▸ **Given task**:
Copy every line from the material below that holds "this".

▸ **Excerpted records**:
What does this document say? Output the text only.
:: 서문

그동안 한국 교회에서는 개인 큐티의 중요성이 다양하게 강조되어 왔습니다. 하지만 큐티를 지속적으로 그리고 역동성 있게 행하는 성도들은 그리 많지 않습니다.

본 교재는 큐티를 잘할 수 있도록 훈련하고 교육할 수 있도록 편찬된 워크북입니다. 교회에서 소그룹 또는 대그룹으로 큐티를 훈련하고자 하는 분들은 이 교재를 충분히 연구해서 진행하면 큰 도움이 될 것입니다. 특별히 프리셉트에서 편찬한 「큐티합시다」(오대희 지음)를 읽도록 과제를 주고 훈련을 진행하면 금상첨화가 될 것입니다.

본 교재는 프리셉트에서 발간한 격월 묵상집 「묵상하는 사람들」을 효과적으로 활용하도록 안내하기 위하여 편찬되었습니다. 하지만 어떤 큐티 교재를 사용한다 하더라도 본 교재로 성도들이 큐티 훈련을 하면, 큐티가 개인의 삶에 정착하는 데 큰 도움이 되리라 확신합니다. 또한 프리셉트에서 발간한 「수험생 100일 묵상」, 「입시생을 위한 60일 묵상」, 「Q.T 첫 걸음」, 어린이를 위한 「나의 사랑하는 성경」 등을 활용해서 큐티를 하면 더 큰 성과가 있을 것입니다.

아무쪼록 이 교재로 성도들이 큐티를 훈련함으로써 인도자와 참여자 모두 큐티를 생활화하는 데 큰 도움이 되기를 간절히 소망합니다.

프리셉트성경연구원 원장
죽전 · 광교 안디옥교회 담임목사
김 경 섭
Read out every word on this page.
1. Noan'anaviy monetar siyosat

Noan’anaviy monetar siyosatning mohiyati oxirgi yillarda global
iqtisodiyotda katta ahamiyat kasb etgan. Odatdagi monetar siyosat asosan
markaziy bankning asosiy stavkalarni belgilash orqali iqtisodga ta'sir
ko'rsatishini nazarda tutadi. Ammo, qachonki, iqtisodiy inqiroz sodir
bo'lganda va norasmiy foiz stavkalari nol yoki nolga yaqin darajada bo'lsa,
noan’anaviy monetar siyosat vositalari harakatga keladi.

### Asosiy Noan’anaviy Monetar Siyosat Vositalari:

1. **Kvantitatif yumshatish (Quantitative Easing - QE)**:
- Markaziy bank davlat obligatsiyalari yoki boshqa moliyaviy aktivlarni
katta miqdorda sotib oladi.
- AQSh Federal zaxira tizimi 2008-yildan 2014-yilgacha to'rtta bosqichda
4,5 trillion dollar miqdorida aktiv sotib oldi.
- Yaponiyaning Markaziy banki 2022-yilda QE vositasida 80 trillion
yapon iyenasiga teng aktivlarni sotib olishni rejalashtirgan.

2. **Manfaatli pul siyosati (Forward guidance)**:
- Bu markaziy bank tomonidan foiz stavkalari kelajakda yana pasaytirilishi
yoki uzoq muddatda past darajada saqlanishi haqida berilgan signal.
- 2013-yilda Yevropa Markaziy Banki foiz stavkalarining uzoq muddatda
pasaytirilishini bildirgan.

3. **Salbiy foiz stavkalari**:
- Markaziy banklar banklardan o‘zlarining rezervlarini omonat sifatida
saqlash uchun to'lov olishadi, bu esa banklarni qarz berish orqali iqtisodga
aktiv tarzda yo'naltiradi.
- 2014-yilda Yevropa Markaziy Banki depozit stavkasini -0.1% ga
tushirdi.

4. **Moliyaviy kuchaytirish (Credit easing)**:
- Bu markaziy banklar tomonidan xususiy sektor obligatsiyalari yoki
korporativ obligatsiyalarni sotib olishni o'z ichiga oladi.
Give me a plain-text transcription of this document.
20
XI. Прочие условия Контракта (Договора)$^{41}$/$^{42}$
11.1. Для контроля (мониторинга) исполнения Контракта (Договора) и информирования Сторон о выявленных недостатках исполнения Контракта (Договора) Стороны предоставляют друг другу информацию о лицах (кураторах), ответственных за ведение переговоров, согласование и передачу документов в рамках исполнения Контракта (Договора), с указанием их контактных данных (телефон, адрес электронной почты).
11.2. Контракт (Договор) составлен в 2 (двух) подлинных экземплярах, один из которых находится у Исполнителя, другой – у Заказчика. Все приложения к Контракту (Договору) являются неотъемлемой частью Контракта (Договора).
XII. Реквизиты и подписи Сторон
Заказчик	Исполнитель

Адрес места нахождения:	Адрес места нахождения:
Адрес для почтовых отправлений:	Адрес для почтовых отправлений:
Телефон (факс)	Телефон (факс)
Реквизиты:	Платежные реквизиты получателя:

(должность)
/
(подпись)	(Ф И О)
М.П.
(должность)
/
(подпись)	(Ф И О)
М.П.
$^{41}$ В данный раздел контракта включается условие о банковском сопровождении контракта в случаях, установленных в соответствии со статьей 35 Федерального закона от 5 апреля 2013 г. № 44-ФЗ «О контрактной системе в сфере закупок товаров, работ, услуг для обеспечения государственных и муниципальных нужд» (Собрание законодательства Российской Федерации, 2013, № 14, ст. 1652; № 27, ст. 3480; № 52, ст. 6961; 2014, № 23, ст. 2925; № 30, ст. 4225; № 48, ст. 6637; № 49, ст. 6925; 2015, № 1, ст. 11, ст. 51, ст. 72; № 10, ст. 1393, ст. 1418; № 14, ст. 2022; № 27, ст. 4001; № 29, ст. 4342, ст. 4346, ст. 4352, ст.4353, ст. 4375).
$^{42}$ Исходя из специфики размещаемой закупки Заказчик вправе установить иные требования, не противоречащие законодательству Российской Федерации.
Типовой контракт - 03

▸ **Full response**:
What does this document say? Output the text only.
Read out every word on this page.
Give me a plain-text transcription of this document.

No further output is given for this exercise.